> _RECORDS FOR THE TASK_
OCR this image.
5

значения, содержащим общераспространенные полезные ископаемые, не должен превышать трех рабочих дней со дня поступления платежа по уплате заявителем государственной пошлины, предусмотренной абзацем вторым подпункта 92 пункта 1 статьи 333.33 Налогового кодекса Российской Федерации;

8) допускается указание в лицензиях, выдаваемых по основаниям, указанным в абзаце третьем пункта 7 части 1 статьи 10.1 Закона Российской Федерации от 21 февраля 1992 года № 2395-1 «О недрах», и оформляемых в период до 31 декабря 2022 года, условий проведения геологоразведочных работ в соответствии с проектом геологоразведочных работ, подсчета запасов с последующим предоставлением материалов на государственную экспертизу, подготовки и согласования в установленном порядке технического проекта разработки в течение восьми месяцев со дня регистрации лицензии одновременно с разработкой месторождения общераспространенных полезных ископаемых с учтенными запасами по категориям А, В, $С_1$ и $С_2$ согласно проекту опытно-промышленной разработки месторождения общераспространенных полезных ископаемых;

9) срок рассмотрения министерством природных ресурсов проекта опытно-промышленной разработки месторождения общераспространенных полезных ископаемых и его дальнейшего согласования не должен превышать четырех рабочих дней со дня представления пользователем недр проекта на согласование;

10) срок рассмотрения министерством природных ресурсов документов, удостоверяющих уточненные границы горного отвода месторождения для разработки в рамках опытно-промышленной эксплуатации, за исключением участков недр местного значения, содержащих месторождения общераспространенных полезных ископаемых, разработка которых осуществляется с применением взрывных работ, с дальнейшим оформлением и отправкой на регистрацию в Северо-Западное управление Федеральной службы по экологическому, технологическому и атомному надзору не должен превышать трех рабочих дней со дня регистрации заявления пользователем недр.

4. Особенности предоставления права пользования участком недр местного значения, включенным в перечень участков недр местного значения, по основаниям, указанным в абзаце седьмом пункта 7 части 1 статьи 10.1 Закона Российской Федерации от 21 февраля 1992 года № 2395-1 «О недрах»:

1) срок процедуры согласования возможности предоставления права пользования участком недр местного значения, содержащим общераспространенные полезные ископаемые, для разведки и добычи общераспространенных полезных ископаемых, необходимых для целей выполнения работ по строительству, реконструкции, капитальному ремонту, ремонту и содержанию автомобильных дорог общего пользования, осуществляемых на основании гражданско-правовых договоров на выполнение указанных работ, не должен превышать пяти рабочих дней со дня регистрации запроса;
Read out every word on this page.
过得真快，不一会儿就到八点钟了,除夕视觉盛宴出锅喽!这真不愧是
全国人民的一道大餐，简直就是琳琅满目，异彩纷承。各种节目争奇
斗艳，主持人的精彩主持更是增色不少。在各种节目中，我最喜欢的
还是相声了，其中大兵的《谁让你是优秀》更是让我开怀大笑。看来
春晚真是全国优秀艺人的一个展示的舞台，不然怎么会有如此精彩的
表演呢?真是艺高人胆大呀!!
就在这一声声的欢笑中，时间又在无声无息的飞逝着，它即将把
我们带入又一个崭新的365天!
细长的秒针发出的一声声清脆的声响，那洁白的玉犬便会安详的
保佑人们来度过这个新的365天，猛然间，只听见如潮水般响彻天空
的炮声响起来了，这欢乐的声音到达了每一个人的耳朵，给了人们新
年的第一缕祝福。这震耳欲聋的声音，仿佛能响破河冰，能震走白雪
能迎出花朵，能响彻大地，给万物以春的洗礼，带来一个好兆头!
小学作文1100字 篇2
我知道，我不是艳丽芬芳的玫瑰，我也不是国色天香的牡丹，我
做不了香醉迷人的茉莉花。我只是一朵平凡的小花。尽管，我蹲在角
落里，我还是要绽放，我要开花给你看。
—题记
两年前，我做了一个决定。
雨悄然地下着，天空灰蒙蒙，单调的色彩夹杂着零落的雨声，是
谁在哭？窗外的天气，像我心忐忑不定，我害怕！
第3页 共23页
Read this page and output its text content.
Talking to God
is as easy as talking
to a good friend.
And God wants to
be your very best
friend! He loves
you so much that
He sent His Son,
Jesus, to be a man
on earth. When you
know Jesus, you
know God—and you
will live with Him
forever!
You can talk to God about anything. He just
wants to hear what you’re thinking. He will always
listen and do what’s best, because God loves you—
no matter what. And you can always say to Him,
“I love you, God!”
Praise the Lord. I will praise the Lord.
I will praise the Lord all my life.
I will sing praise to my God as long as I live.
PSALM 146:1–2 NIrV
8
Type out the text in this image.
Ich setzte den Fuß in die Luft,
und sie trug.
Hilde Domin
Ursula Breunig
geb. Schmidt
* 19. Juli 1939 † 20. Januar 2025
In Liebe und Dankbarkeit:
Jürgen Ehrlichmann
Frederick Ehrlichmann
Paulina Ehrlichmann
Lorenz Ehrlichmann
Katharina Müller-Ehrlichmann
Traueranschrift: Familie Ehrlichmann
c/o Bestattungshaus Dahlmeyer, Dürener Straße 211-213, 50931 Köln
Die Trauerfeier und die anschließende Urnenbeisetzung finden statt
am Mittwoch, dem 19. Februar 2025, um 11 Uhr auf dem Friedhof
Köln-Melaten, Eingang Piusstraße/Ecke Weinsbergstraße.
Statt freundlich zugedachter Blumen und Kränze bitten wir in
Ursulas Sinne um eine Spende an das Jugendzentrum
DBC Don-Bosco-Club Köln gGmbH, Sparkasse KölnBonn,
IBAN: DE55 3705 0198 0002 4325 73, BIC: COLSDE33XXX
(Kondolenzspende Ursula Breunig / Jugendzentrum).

> _REQUIRED TASK_
In the data above, count the lines where the word "общераспространенных" appears; reply with the number only.

> _SOLUTION FOR THIS TASK_
4